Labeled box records
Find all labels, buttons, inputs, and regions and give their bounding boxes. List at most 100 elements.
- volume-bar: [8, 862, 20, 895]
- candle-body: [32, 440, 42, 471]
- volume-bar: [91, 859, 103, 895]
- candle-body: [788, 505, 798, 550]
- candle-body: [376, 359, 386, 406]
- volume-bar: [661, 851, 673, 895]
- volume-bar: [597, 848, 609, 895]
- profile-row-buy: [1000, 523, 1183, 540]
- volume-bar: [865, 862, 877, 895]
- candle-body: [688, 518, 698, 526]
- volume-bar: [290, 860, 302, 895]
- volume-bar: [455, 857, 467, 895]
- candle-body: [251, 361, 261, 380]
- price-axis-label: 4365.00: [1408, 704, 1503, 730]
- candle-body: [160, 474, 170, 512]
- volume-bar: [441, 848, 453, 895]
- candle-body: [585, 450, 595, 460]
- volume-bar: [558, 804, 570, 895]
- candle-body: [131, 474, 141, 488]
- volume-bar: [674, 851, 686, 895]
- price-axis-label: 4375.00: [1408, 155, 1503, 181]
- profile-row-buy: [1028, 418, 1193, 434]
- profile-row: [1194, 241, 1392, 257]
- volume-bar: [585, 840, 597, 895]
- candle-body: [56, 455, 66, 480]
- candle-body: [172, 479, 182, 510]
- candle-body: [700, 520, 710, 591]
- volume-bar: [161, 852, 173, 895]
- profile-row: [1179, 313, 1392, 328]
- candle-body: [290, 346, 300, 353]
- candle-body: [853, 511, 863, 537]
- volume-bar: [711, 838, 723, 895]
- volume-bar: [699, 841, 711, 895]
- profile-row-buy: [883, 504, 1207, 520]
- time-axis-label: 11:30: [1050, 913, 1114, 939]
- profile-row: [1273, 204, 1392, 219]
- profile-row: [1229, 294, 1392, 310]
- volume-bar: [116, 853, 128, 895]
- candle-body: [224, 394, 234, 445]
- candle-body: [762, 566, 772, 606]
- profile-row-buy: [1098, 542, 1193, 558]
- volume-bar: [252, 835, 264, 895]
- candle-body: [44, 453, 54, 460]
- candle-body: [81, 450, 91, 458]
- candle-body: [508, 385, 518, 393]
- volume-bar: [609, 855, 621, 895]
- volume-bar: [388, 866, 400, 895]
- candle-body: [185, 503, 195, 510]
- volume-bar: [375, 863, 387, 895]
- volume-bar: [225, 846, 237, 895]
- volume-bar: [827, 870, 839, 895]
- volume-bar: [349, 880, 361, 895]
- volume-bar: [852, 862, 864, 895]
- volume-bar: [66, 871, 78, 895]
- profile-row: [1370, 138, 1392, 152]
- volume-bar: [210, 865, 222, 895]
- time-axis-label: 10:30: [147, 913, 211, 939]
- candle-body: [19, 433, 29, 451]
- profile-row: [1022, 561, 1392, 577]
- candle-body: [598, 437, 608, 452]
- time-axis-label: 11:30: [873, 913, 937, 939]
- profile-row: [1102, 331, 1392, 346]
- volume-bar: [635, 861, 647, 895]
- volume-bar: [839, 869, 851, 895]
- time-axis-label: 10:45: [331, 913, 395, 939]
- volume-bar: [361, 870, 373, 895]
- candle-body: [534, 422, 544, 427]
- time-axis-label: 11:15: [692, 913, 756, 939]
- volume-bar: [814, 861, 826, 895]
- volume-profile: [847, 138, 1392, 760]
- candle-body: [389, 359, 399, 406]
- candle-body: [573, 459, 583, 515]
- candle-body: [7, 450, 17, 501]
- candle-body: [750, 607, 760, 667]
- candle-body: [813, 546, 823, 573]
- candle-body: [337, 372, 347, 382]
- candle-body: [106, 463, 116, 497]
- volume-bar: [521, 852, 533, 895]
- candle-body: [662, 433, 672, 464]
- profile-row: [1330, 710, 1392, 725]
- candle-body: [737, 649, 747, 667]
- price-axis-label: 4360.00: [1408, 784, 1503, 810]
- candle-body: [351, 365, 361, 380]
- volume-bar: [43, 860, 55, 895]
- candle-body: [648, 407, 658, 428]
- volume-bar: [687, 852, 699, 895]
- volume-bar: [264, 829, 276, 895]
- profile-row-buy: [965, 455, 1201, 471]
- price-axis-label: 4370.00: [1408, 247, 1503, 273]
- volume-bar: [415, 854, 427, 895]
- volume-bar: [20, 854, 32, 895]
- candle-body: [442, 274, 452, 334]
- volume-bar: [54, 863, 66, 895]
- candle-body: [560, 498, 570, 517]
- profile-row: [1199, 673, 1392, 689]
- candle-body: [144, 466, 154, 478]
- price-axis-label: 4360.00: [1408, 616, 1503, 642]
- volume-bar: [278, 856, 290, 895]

==

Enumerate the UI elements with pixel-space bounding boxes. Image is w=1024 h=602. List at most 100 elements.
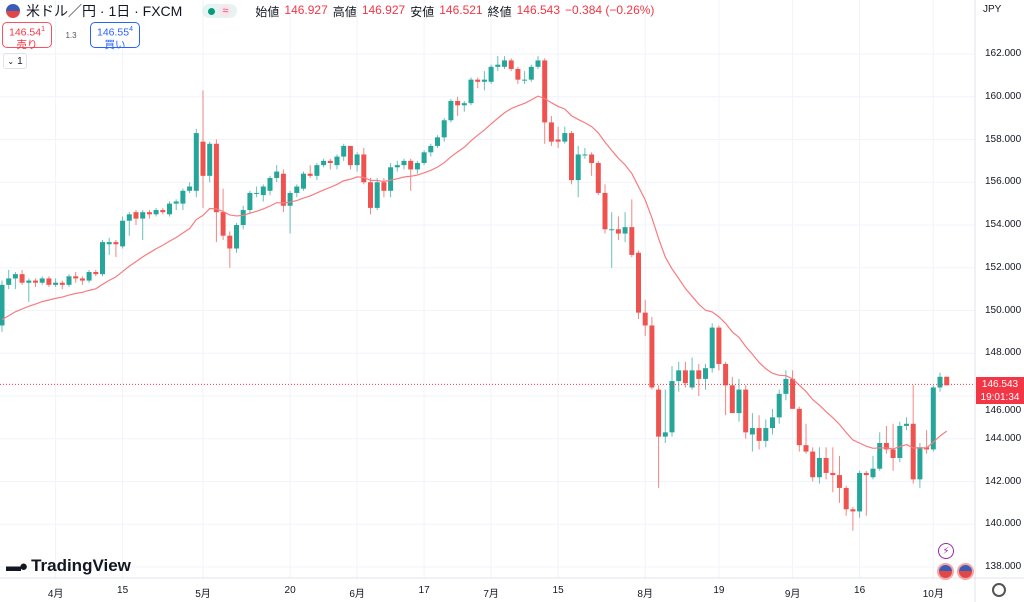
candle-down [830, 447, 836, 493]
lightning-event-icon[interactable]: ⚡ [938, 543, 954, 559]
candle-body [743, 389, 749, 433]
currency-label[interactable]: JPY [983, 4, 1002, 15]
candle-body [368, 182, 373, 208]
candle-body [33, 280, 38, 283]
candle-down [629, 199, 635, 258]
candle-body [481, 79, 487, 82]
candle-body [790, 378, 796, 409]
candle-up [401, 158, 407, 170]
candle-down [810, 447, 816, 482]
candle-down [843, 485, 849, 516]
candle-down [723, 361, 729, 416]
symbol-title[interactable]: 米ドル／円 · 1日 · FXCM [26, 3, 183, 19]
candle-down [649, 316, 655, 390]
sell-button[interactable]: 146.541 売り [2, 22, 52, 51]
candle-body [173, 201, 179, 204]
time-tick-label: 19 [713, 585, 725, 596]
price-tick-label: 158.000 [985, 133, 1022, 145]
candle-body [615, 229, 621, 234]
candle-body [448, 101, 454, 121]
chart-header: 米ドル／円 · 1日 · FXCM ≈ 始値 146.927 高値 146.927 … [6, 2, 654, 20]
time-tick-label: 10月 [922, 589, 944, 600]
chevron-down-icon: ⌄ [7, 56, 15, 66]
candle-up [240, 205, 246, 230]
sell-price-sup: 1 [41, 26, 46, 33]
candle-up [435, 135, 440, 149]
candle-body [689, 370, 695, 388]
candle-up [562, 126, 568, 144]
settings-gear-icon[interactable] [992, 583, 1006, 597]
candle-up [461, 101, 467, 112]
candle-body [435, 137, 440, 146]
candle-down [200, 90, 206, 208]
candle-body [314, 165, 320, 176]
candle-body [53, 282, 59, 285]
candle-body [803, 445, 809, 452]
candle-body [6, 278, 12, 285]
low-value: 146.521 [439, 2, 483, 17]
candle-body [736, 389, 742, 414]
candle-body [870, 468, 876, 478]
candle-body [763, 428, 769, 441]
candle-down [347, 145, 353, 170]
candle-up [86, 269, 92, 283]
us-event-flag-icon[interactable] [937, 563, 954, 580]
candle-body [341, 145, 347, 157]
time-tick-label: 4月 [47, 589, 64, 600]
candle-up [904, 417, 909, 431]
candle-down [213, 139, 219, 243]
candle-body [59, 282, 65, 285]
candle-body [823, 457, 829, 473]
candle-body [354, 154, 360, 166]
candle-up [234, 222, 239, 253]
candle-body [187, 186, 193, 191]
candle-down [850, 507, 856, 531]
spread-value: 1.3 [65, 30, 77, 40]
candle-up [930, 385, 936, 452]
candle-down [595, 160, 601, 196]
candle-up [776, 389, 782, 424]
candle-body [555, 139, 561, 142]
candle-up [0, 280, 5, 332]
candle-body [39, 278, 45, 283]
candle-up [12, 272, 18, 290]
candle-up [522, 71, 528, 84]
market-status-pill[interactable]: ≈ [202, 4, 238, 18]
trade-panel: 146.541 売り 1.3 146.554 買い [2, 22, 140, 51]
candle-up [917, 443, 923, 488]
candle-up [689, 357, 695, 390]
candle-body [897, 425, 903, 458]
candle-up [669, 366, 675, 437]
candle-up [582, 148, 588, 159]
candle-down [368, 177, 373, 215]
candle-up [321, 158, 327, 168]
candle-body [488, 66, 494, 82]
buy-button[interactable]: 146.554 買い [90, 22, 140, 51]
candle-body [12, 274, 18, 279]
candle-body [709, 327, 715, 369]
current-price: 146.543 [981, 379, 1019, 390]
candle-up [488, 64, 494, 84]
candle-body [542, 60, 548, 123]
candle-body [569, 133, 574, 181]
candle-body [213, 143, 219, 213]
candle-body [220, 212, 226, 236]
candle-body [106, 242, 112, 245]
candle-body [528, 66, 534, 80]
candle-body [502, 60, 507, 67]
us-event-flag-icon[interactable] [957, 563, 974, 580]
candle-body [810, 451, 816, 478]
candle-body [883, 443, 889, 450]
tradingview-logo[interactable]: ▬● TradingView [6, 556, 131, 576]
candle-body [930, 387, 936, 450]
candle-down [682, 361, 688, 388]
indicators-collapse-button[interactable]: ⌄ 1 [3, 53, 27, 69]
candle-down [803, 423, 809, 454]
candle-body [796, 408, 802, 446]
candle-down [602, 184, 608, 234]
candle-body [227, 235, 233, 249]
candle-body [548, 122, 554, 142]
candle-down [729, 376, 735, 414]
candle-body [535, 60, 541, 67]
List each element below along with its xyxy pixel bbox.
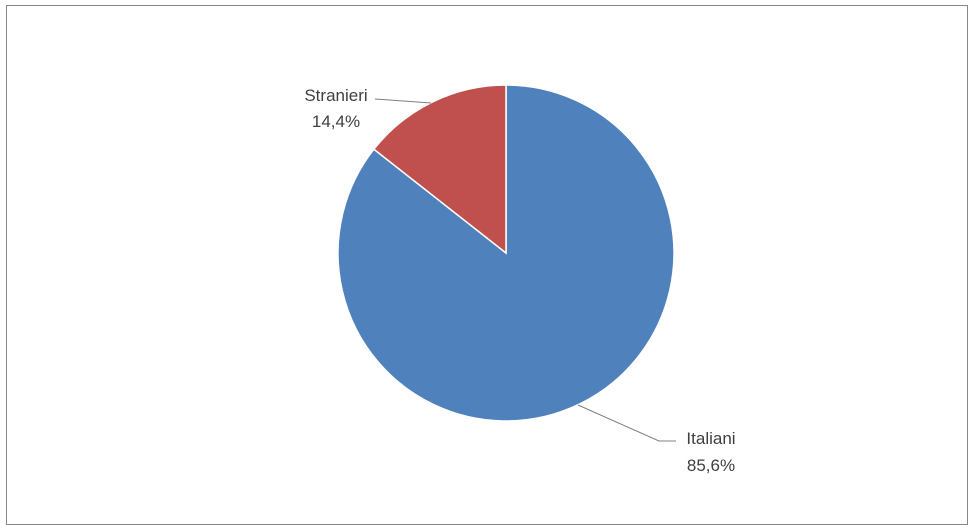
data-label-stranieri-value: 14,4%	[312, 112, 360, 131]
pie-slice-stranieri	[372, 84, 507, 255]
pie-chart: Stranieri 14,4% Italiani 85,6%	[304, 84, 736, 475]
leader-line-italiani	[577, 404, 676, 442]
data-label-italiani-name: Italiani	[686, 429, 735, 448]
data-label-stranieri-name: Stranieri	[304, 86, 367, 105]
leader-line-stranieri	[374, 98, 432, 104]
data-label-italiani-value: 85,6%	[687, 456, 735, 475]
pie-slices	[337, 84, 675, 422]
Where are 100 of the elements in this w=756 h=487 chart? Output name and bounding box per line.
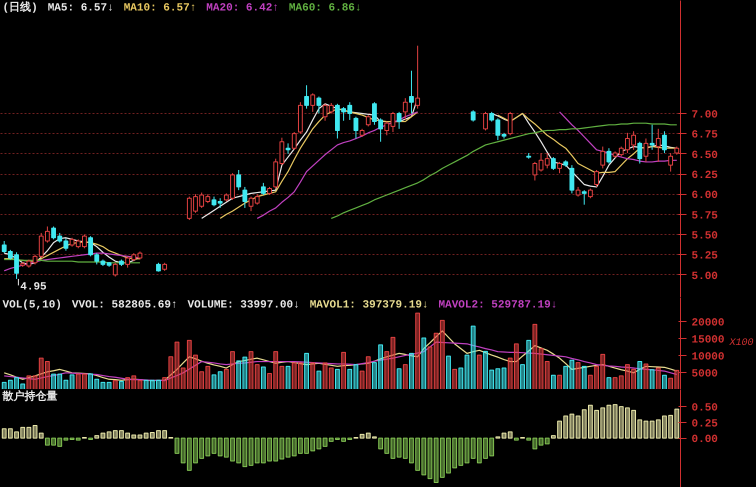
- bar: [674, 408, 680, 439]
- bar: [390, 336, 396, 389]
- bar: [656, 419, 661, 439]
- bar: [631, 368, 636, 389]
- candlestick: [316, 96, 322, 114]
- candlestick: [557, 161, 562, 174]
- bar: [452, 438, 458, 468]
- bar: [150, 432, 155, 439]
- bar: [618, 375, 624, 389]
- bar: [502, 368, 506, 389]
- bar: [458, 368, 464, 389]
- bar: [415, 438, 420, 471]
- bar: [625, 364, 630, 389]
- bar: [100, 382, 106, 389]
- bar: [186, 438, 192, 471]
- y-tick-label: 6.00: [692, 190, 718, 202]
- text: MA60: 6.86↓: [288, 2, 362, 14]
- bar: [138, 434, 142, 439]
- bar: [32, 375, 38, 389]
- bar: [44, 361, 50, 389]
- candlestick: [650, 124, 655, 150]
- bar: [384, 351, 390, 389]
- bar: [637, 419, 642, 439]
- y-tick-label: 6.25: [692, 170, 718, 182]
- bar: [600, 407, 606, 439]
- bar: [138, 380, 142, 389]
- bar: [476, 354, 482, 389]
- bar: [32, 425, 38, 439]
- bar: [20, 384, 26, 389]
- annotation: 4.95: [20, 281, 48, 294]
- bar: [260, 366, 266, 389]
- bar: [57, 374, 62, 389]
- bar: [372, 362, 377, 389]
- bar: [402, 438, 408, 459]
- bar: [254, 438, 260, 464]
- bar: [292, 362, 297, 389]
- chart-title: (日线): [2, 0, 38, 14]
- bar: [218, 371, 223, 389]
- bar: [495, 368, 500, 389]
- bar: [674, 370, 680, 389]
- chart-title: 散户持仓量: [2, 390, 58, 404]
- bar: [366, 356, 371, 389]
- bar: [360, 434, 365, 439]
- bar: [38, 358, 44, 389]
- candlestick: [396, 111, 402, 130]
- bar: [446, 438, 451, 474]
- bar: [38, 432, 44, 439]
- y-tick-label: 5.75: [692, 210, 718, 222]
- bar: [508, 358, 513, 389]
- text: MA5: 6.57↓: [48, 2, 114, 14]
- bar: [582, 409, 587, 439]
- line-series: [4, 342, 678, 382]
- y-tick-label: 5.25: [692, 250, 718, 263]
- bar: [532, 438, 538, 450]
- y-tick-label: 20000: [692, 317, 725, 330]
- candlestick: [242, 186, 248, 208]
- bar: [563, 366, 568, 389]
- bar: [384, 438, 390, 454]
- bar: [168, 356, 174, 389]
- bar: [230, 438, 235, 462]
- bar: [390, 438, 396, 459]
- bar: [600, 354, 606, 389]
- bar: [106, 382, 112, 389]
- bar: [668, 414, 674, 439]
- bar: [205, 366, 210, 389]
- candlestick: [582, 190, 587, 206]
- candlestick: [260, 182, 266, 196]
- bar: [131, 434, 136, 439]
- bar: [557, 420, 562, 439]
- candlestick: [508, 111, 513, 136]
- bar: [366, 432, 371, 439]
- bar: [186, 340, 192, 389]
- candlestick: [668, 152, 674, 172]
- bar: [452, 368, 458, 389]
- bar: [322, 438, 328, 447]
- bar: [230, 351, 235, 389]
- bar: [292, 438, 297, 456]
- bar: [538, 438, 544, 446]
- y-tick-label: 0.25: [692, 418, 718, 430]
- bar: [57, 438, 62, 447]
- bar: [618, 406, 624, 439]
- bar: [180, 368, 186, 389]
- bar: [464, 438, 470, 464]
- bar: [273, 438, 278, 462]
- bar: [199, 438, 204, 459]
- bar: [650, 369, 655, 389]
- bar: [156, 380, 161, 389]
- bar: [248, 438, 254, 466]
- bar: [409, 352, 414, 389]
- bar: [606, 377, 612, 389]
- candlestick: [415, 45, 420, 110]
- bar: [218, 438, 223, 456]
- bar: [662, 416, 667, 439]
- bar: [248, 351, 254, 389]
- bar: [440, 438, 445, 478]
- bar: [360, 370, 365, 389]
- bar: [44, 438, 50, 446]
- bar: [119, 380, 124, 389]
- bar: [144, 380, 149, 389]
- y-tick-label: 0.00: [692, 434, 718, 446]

• GOAL OF THE EXERCISE: Output the items above unchanged, from the line with "112, 360, 131]" up to and including the line with "Where are 100".

• RESULT BELOW:
data-label-stranieri-value: 14,4%	[312, 112, 360, 131]
pie-slice-stranieri	[372, 84, 507, 255]
pie-chart: Stranieri 14,4% Italiani 85,6%	[304, 84, 736, 475]
leader-line-italiani	[577, 404, 676, 442]
data-label-italiani-name: Italiani	[686, 429, 735, 448]
data-label-stranieri-name: Stranieri	[304, 86, 367, 105]
leader-line-stranieri	[374, 98, 432, 104]
data-label-italiani-value: 85,6%	[687, 456, 735, 475]
pie-slices	[337, 84, 675, 422]
Where are 100 of the elements in this w=756 h=487 chart? Output name and bounding box per line.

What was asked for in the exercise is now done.